- [TASK STATEMENT]: Rewrite the lines between the one holding "menu-file[interactable]: Файл xyxy=(6,31,39,45)" and the one holding "clone-formatting-icon[interactable]: 🖌 xyxy=(396,55,416,75)", inclusive, replacing "interactable" with "clickable" and leaving all else unchanged. Return only those lines.

- [EXTRACTED INFORMATION]:
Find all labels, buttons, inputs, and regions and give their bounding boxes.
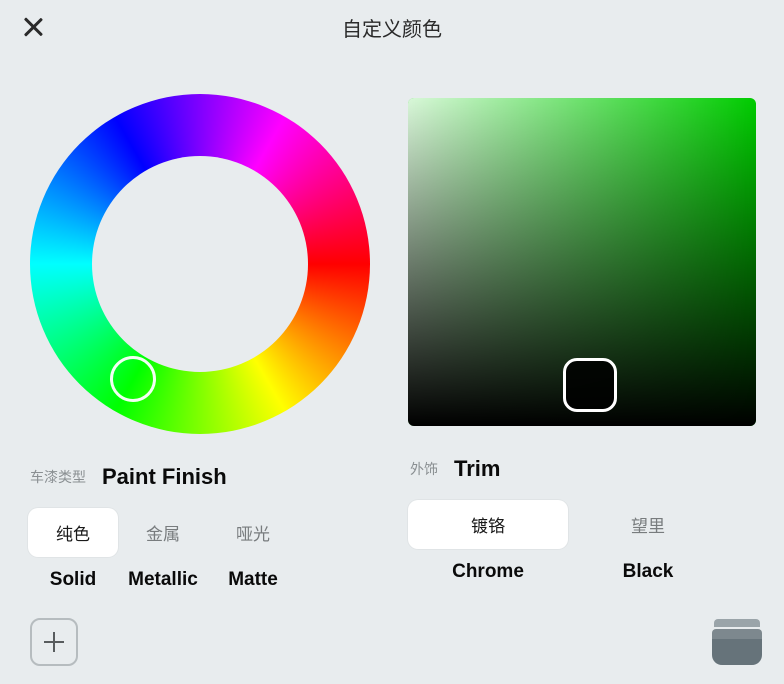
trim-main-label: Trim: [454, 456, 500, 482]
paint-option-metallic[interactable]: 金属 Metallic: [118, 508, 208, 591]
sv-selector-handle[interactable]: [563, 358, 617, 412]
paint-main-label: Paint Finish: [102, 464, 227, 490]
color-saturation-value-box[interactable]: [408, 98, 756, 426]
paint-sub-label: 车漆类型: [30, 467, 86, 487]
add-color-button[interactable]: [30, 618, 78, 666]
trim-option-chrome-en: Chrome: [452, 561, 524, 583]
left-column: 车漆类型 Paint Finish 纯色 Solid 金属 Metallic 哑…: [28, 74, 372, 591]
content: 车漆类型 Paint Finish 纯色 Solid 金属 Metallic 哑…: [0, 54, 784, 591]
plus-icon: [44, 632, 64, 652]
header: 自定义颜色: [0, 0, 784, 54]
trim-option-black-pill: 望里: [568, 500, 728, 549]
paint-finish-segment: 纯色 Solid 金属 Metallic 哑光 Matte: [28, 508, 372, 591]
trim-option-black-en: Black: [623, 561, 674, 583]
swatch-layer-icon: [712, 639, 762, 665]
swatch-layer-icon: [712, 629, 762, 639]
color-hue-wheel[interactable]: [30, 94, 370, 434]
paint-option-matte-pill: 哑光: [208, 508, 298, 557]
trim-option-chrome-pill: 镀铬: [408, 500, 568, 549]
paint-option-solid[interactable]: 纯色 Solid: [28, 508, 118, 591]
paint-finish-header: 车漆类型 Paint Finish: [30, 464, 372, 490]
hue-selector-handle[interactable]: [110, 356, 156, 402]
trim-option-chrome[interactable]: 镀铬 Chrome: [408, 500, 568, 583]
footer: [30, 618, 762, 666]
paint-option-solid-en: Solid: [50, 569, 96, 591]
trim-option-black[interactable]: 望里 Black: [568, 500, 728, 583]
trim-sub-label: 外饰: [410, 459, 438, 479]
page-title: 自定义颜色: [342, 13, 442, 42]
paint-option-solid-pill: 纯色: [28, 508, 118, 557]
swatch-layer-icon: [714, 619, 760, 627]
paint-option-matte-en: Matte: [228, 569, 278, 591]
right-column: 外饰 Trim 镀铬 Chrome 望里 Black: [408, 74, 756, 591]
paint-option-matte[interactable]: 哑光 Matte: [208, 508, 298, 591]
paint-option-metallic-en: Metallic: [128, 569, 198, 591]
paint-option-metallic-pill: 金属: [118, 508, 208, 557]
close-icon[interactable]: [22, 16, 44, 38]
trim-header: 外饰 Trim: [410, 456, 756, 482]
saved-swatches-button[interactable]: [712, 619, 762, 665]
trim-segment: 镀铬 Chrome 望里 Black: [408, 500, 756, 583]
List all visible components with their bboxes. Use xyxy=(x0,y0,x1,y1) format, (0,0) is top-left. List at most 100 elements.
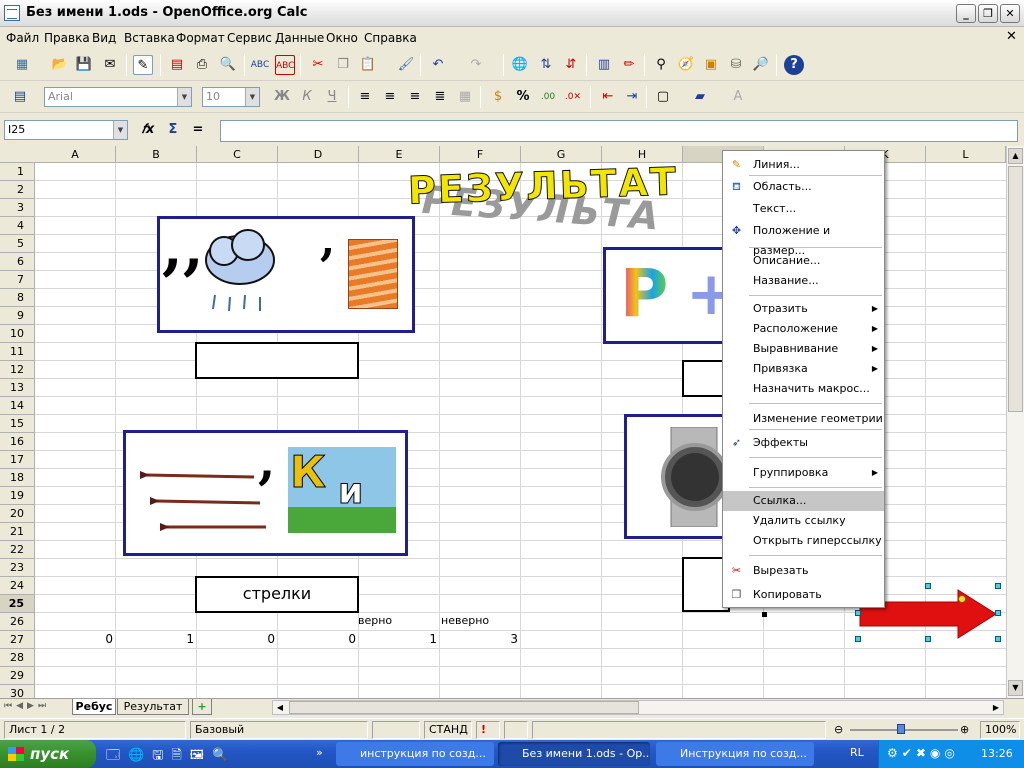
menu-file[interactable]: Файл xyxy=(6,31,39,45)
find-replace-icon[interactable]: ⚲ xyxy=(651,55,671,75)
delete-decimal-icon[interactable]: .0✕ xyxy=(563,87,583,107)
clone-formatting-icon[interactable]: 🖌 xyxy=(396,55,416,75)
styles-formatting-icon[interactable]: ▤ xyxy=(10,87,30,107)
selection-handle[interactable] xyxy=(995,636,1001,642)
new-icon[interactable]: ▦ xyxy=(12,55,32,75)
column-header[interactable]: G xyxy=(521,146,602,163)
row-header[interactable]: 22 xyxy=(0,541,35,559)
answer-box-3[interactable]: стрелки xyxy=(195,576,359,613)
selection-handle[interactable] xyxy=(925,583,931,589)
close-document-icon[interactable]: ✕ xyxy=(1006,29,1017,44)
context-menu-item[interactable]: Выравнивание ▶ xyxy=(723,339,884,359)
menu-format[interactable]: Формат xyxy=(176,31,225,45)
column-header[interactable]: D xyxy=(278,146,359,163)
selection-handle[interactable] xyxy=(995,610,1001,616)
context-menu-item[interactable]: Отразить ▶ xyxy=(723,299,884,319)
edit-file-icon[interactable]: ✎ xyxy=(133,55,153,75)
language-indicator[interactable]: RL xyxy=(850,746,864,759)
select-all-corner[interactable] xyxy=(0,146,36,163)
increase-indent-icon[interactable]: ⇥ xyxy=(622,87,642,107)
context-menu-item[interactable]: Текст... xyxy=(723,199,884,219)
percent-icon[interactable]: % xyxy=(513,87,533,107)
scroll-thumb[interactable] xyxy=(1008,166,1023,412)
bold-icon[interactable]: Ж xyxy=(272,87,292,107)
help-icon[interactable]: ? xyxy=(784,55,804,75)
column-header[interactable]: E xyxy=(359,146,440,163)
column-header[interactable]: C xyxy=(197,146,278,163)
status-page-style[interactable]: Базовый xyxy=(190,721,368,739)
decrease-indent-icon[interactable]: ⇤ xyxy=(598,87,618,107)
sort-ascending-icon[interactable]: ⇅ xyxy=(536,55,556,75)
context-menu-item[interactable]: ✥ Положение и размер... xyxy=(723,221,884,257)
selection-handle[interactable] xyxy=(855,636,861,642)
scroll-up-icon[interactable]: ▲ xyxy=(1008,148,1023,164)
row-header[interactable]: 21 xyxy=(0,523,35,541)
selection-handle[interactable] xyxy=(925,636,931,642)
currency-icon[interactable]: $ xyxy=(488,87,508,107)
start-button[interactable]: пуск xyxy=(0,740,96,768)
menu-insert[interactable]: Вставка xyxy=(124,31,175,45)
row-header[interactable]: 5 xyxy=(0,235,35,253)
row-header[interactable]: 12 xyxy=(0,361,35,379)
context-menu-item[interactable]: ❐ Копировать xyxy=(723,585,884,605)
row-header[interactable]: 28 xyxy=(0,649,35,667)
cell-D27[interactable]: 0 xyxy=(278,632,356,646)
undo-icon[interactable]: ↶ xyxy=(428,55,448,75)
row-header[interactable]: 16 xyxy=(0,433,35,451)
row-header[interactable]: 14 xyxy=(0,397,35,415)
row-header[interactable]: 10 xyxy=(0,325,35,343)
context-menu-item[interactable]: Ссылка... xyxy=(723,491,884,511)
page-preview-icon[interactable]: 🔍 xyxy=(218,55,238,75)
row-header[interactable]: 2 xyxy=(0,181,35,199)
scroll-left-icon[interactable]: ◀ xyxy=(273,701,287,714)
context-menu-item[interactable]: Расположение ▶ xyxy=(723,319,884,339)
status-mode[interactable]: СТАНД xyxy=(424,721,472,739)
menu-tools[interactable]: Сервис xyxy=(227,31,272,45)
cell-C27[interactable]: 0 xyxy=(197,632,275,646)
close-button[interactable]: ✕ xyxy=(1000,4,1020,23)
status-zoom[interactable]: 100% xyxy=(980,721,1020,739)
context-menu-item[interactable]: Группировка ▶ xyxy=(723,463,884,483)
gallery-icon[interactable]: ▣ xyxy=(701,55,721,75)
name-box[interactable]: I25 ▼ xyxy=(4,120,128,140)
column-header[interactable]: F xyxy=(440,146,521,163)
context-menu-item[interactable]: Название... xyxy=(723,271,884,291)
row-header[interactable]: 29 xyxy=(0,667,35,685)
menu-edit[interactable]: Правка xyxy=(44,31,90,45)
context-menu-item[interactable]: Открыть гиперссылку xyxy=(723,531,884,551)
task-calc[interactable]: Без имени 1.ods - Op... xyxy=(498,742,650,766)
tab-navigation-icons[interactable]: ⏮◀▶⏭ xyxy=(4,701,50,711)
row-header[interactable]: 23 xyxy=(0,559,35,577)
menu-window[interactable]: Окно xyxy=(326,31,358,45)
row-header[interactable]: 20 xyxy=(0,505,35,523)
redo-icon[interactable]: ↷ xyxy=(466,55,486,75)
align-left-icon[interactable]: ≡ xyxy=(355,87,375,107)
column-header[interactable]: L xyxy=(926,146,1006,163)
save-icon[interactable]: 💾 xyxy=(74,55,94,75)
selection-handle[interactable] xyxy=(855,610,861,616)
print-icon[interactable]: ⎙ xyxy=(192,55,212,75)
zoom-out-icon[interactable]: ⊖ xyxy=(834,723,843,736)
open-icon[interactable]: 📂 xyxy=(50,55,70,75)
zoom-in-icon[interactable]: ⊕ xyxy=(960,723,969,736)
zoom-slider-handle[interactable] xyxy=(897,724,905,734)
function-equals-icon[interactable]: = xyxy=(188,120,208,140)
column-header[interactable]: B xyxy=(116,146,197,163)
hscroll-thumb[interactable] xyxy=(289,701,639,714)
task-instruction-1[interactable]: инструкция по созд... xyxy=(336,742,494,766)
row-header[interactable]: 26 xyxy=(0,613,35,631)
export-pdf-icon[interactable]: ▤ xyxy=(167,55,187,75)
row-header[interactable]: 18 xyxy=(0,469,35,487)
menu-help[interactable]: Справка xyxy=(364,31,417,45)
row-header[interactable]: 7 xyxy=(0,271,35,289)
cell-B27[interactable]: 1 xyxy=(116,632,194,646)
quick-launch-expand-icon[interactable]: » xyxy=(316,746,323,759)
answer-box-1[interactable] xyxy=(195,342,359,379)
quick-launch-icons[interactable]: 🗔🌐🖫🗎🖼🔍 xyxy=(106,746,326,763)
sort-descending-icon[interactable]: ⇵ xyxy=(561,55,581,75)
row-header[interactable]: 1 xyxy=(0,163,35,181)
row-header[interactable]: 13 xyxy=(0,379,35,397)
row-header[interactable]: 11 xyxy=(0,343,35,361)
email-icon[interactable]: ✉ xyxy=(100,55,120,75)
vertical-scrollbar[interactable]: ▲ ▼ xyxy=(1006,146,1024,698)
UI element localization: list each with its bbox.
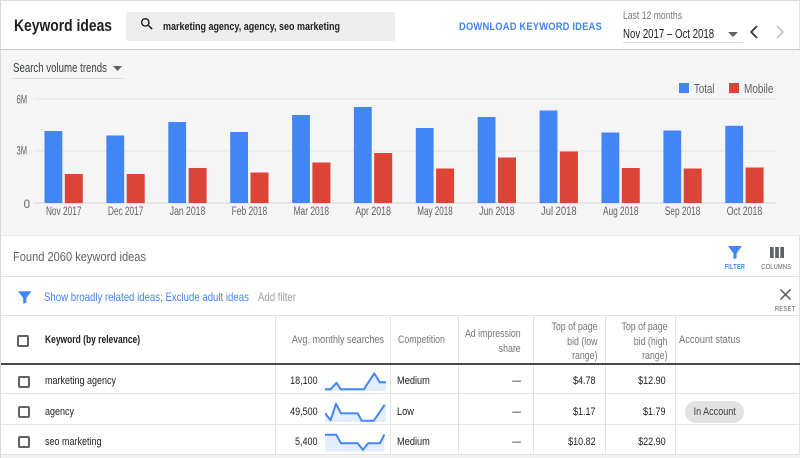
svg-text:Jul 2018: Jul 2018 [541,206,577,218]
svg-text:6M: 6M [17,95,28,107]
svg-text:Mar 2018: Mar 2018 [294,206,330,218]
svg-text:Feb 2018: Feb 2018 [232,206,268,218]
svg-text:Sep 2018: Sep 2018 [665,206,701,218]
svg-text:May 2018: May 2018 [417,206,453,218]
svg-text:Oct 2018: Oct 2018 [727,206,763,218]
svg-text:Jan 2018: Jan 2018 [170,206,206,218]
svg-text:Nov 2017: Nov 2017 [46,206,82,218]
svg-text:Dec 2017: Dec 2017 [108,206,144,218]
svg-text:Aug 2018: Aug 2018 [603,206,639,218]
svg-text:3M: 3M [17,146,28,158]
svg-text:0: 0 [24,199,30,211]
svg-text:Jun 2018: Jun 2018 [479,206,515,218]
svg-text:Apr 2018: Apr 2018 [355,206,391,218]
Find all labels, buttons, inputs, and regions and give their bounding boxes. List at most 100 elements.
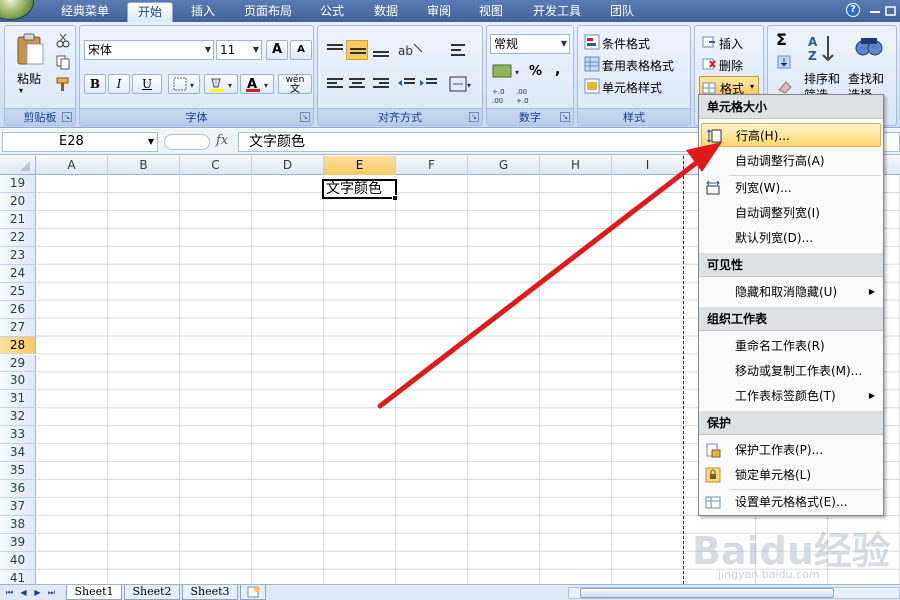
- horizontal-scrollbar-thumb[interactable]: [580, 588, 834, 598]
- row-header-21[interactable]: 21: [0, 210, 36, 229]
- align-bottom-icon[interactable]: [370, 40, 392, 60]
- orientation-icon[interactable]: ab: [396, 40, 426, 60]
- grow-font-button[interactable]: A: [266, 40, 288, 60]
- format-table-label[interactable]: 套用表格格式: [602, 57, 674, 74]
- font-color-button[interactable]: A ▾: [240, 74, 274, 94]
- sheet-tab-sheet3[interactable]: Sheet3: [182, 585, 238, 600]
- autosum-icon[interactable]: Σ: [776, 30, 787, 49]
- window-controls[interactable]: [866, 2, 900, 20]
- sort-filter-icon[interactable]: AZ: [806, 32, 838, 64]
- shrink-font-button[interactable]: A: [290, 40, 312, 60]
- row-header-36[interactable]: 36: [0, 480, 36, 499]
- menu-item-default-width[interactable]: 默认列宽(D)...: [701, 226, 881, 250]
- number-format-combo[interactable]: 常规 ▼: [490, 34, 570, 54]
- row-header-38[interactable]: 38: [0, 516, 36, 534]
- row-header-33[interactable]: 33: [0, 426, 36, 445]
- menu-item-column-width[interactable]: 列宽(W)...: [701, 176, 881, 200]
- menu-item-move-copy-sheet[interactable]: 移动或复制工作表(M)...: [701, 359, 881, 383]
- insert-cells-icon[interactable]: [701, 34, 717, 50]
- currency-icon[interactable]: ▾: [491, 62, 523, 80]
- row-header-24[interactable]: 24: [0, 264, 36, 283]
- row-header-28[interactable]: 28: [0, 336, 36, 355]
- font-launcher[interactable]: ↘: [300, 112, 310, 122]
- row-header-32[interactable]: 32: [0, 408, 36, 427]
- wrap-text-icon[interactable]: [448, 40, 470, 60]
- fill-icon[interactable]: [776, 54, 794, 72]
- tab-home[interactable]: 开始: [127, 2, 173, 22]
- cell-styles-icon[interactable]: [584, 78, 600, 94]
- chevron-down-icon[interactable]: ▼: [148, 133, 154, 151]
- row-header-29[interactable]: 29: [0, 354, 36, 373]
- find-select-icon[interactable]: [852, 32, 884, 64]
- menu-item-lock-cell[interactable]: 锁定单元格(L): [701, 463, 881, 487]
- insert-function-button[interactable]: fx: [216, 133, 238, 151]
- format-painter-icon[interactable]: [55, 76, 71, 92]
- row-header-20[interactable]: 20: [0, 192, 36, 211]
- bold-button[interactable]: B: [84, 74, 106, 94]
- underline-button[interactable]: U: [132, 74, 162, 94]
- font-size-combo[interactable]: 11 ▼: [216, 40, 262, 60]
- percent-button[interactable]: %: [529, 64, 542, 79]
- cut-icon[interactable]: [55, 32, 71, 48]
- column-header-a[interactable]: A: [36, 156, 108, 175]
- column-header-c[interactable]: C: [180, 156, 252, 175]
- delete-cells-label[interactable]: 删除: [719, 57, 743, 74]
- align-right-icon[interactable]: [370, 74, 392, 94]
- row-header-37[interactable]: 37: [0, 498, 36, 517]
- row-header-35[interactable]: 35: [0, 462, 36, 481]
- align-left-icon[interactable]: [324, 74, 346, 94]
- increase-decimal-icon[interactable]: +.0.00: [491, 86, 513, 106]
- formula-bar-expand-handle[interactable]: [164, 134, 210, 150]
- fill-handle[interactable]: [392, 195, 398, 201]
- clipboard-launcher[interactable]: ↘: [62, 112, 72, 122]
- delete-cells-icon[interactable]: [701, 56, 717, 72]
- tab-team[interactable]: 团队: [600, 2, 644, 22]
- align-center-icon[interactable]: [346, 74, 368, 94]
- row-header-23[interactable]: 23: [0, 246, 36, 265]
- insert-sheet-button[interactable]: [240, 585, 266, 600]
- row-header-22[interactable]: 22: [0, 228, 36, 247]
- alignment-launcher[interactable]: ↘: [469, 112, 479, 122]
- number-launcher[interactable]: ↘: [560, 112, 570, 122]
- insert-cells-label[interactable]: 插入: [719, 35, 743, 52]
- last-sheet-icon[interactable]: ⏭: [46, 587, 57, 598]
- paste-label[interactable]: 粘贴: [17, 70, 41, 87]
- row-header-25[interactable]: 25: [0, 282, 36, 301]
- cell-styles-label[interactable]: 单元格样式: [602, 79, 662, 96]
- decrease-decimal-icon[interactable]: .00+.0: [515, 86, 537, 106]
- menu-item-row-height[interactable]: 行高(H)...: [701, 123, 881, 147]
- paste-icon[interactable]: [15, 32, 45, 66]
- conditional-format-label[interactable]: 条件格式: [602, 35, 650, 52]
- menu-item-tab-color[interactable]: 工作表标签颜色(T) ▶: [701, 384, 881, 408]
- menu-item-autofit-column[interactable]: 自动调整列宽(I): [701, 201, 881, 225]
- tab-formulas[interactable]: 公式: [310, 2, 354, 22]
- tab-insert[interactable]: 插入: [182, 2, 224, 22]
- column-header-h[interactable]: H: [540, 156, 612, 175]
- row-header-40[interactable]: 40: [0, 551, 36, 570]
- row-header-27[interactable]: 27: [0, 318, 36, 337]
- column-header-b[interactable]: B: [108, 156, 180, 175]
- menu-item-format-cells[interactable]: 设置单元格格式(E)...: [701, 490, 881, 514]
- increase-indent-icon[interactable]: [418, 74, 440, 94]
- tab-developer[interactable]: 开发工具: [524, 2, 590, 22]
- phonetic-button[interactable]: wén 文: [278, 74, 312, 95]
- name-box[interactable]: E28 ▼: [2, 132, 158, 152]
- menu-item-autofit-row[interactable]: 自动调整行高(A): [701, 149, 881, 173]
- column-header-e[interactable]: E: [324, 156, 396, 175]
- column-header-g[interactable]: G: [468, 156, 540, 175]
- paste-dropdown-arrow[interactable]: ▾: [19, 86, 23, 95]
- select-all-corner[interactable]: [0, 156, 36, 175]
- active-cell-e28[interactable]: 文字颜色: [322, 179, 397, 199]
- merge-center-icon[interactable]: ▾: [448, 74, 474, 94]
- tab-review[interactable]: 审阅: [418, 2, 460, 22]
- prev-sheet-icon[interactable]: ◀: [18, 587, 29, 598]
- row-header-30[interactable]: 30: [0, 372, 36, 391]
- sort-filter-label[interactable]: 排序和: [804, 70, 840, 87]
- minimize-icon[interactable]: [866, 2, 900, 20]
- row-header-34[interactable]: 34: [0, 444, 36, 463]
- row-header-19[interactable]: 19: [0, 175, 36, 193]
- tab-classic-menu[interactable]: 经典菜单: [52, 2, 118, 22]
- fill-color-button[interactable]: ▾: [204, 74, 238, 94]
- tab-page-layout[interactable]: 页面布局: [236, 2, 300, 22]
- comma-button[interactable]: ,: [555, 62, 560, 78]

- [RESPONSE TO THIS EXERCISE]:
menu-file[clickable]: Файл xyxy=(6,31,39,45)
find-replace-icon[clickable]: ⚲ xyxy=(651,55,671,75)
delete-decimal-icon[clickable]: .0✕ xyxy=(563,87,583,107)
clone-formatting-icon[clickable]: 🖌 xyxy=(396,55,416,75)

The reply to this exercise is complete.